Dataset records
-*-

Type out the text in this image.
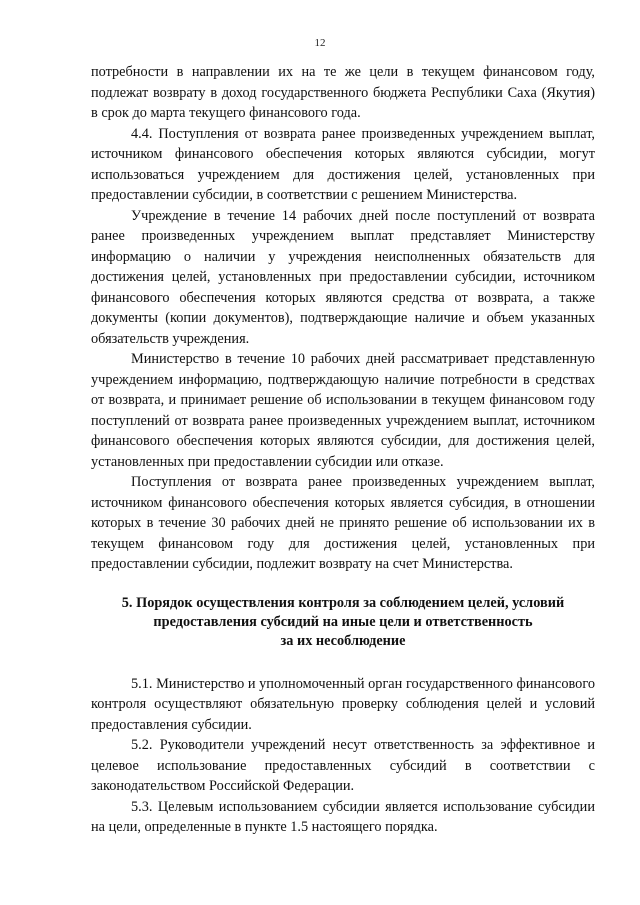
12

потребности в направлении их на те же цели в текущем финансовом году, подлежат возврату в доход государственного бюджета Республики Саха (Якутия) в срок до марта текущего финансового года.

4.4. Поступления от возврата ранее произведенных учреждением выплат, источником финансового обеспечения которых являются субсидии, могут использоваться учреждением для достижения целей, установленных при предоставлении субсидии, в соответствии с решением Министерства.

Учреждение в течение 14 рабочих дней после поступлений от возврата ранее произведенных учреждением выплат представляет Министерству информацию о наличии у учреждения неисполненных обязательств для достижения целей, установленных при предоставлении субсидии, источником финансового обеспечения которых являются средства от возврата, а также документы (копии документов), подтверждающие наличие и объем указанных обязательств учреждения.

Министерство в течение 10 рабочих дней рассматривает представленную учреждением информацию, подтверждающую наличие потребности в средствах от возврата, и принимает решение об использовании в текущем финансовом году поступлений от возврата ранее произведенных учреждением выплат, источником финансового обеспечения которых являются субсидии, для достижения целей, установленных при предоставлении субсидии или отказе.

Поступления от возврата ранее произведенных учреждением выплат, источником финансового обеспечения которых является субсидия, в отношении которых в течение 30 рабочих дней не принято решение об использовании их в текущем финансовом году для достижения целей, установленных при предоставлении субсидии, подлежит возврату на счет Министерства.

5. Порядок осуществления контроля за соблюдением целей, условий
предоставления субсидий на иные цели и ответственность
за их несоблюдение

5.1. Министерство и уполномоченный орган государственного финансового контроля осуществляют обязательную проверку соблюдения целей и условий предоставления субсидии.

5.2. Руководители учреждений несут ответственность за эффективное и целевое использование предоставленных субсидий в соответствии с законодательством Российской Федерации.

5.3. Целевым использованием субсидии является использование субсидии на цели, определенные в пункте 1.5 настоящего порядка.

-*-

Reproduce the entries above without change, omitting all pictures.

• TASK ANSWER:
Type out the text in this image.
12

потребности в направлении их на те же цели в текущем финансовом году, подлежат возврату в доход государственного бюджета Республики Саха (Якутия) в срок до марта текущего финансового года.

4.4. Поступления от возврата ранее произведенных учреждением выплат, источником финансового обеспечения которых являются субсидии, могут использоваться учреждением для достижения целей, установленных при предоставлении субсидии, в соответствии с решением Министерства.

Учреждение в течение 14 рабочих дней после поступлений от возврата ранее произведенных учреждением выплат представляет Министерству информацию о наличии у учреждения неисполненных обязательств для достижения целей, установленных при предоставлении субсидии, источником финансового обеспечения которых являются средства от возврата, а также документы (копии документов), подтверждающие наличие и объем указанных обязательств учреждения.

Министерство в течение 10 рабочих дней рассматривает представленную учреждением информацию, подтверждающую наличие потребности в средствах от возврата, и принимает решение об использовании в текущем финансовом году поступлений от возврата ранее произведенных учреждением выплат, источником финансового обеспечения которых являются субсидии, для достижения целей, установленных при предоставлении субсидии или отказе.

Поступления от возврата ранее произведенных учреждением выплат, источником финансового обеспечения которых является субсидия, в отношении которых в течение 30 рабочих дней не принято решение об использовании их в текущем финансовом году для достижения целей, установленных при предоставлении субсидии, подлежит возврату на счет Министерства.

5. Порядок осуществления контроля за соблюдением целей, условий
предоставления субсидий на иные цели и ответственность
за их несоблюдение

5.1. Министерство и уполномоченный орган государственного финансового контроля осуществляют обязательную проверку соблюдения целей и условий предоставления субсидии.

5.2. Руководители учреждений несут ответственность за эффективное и целевое использование предоставленных субсидий в соответствии с законодательством Российской Федерации.

5.3. Целевым использованием субсидии является использование субсидии на цели, определенные в пункте 1.5 настоящего порядка.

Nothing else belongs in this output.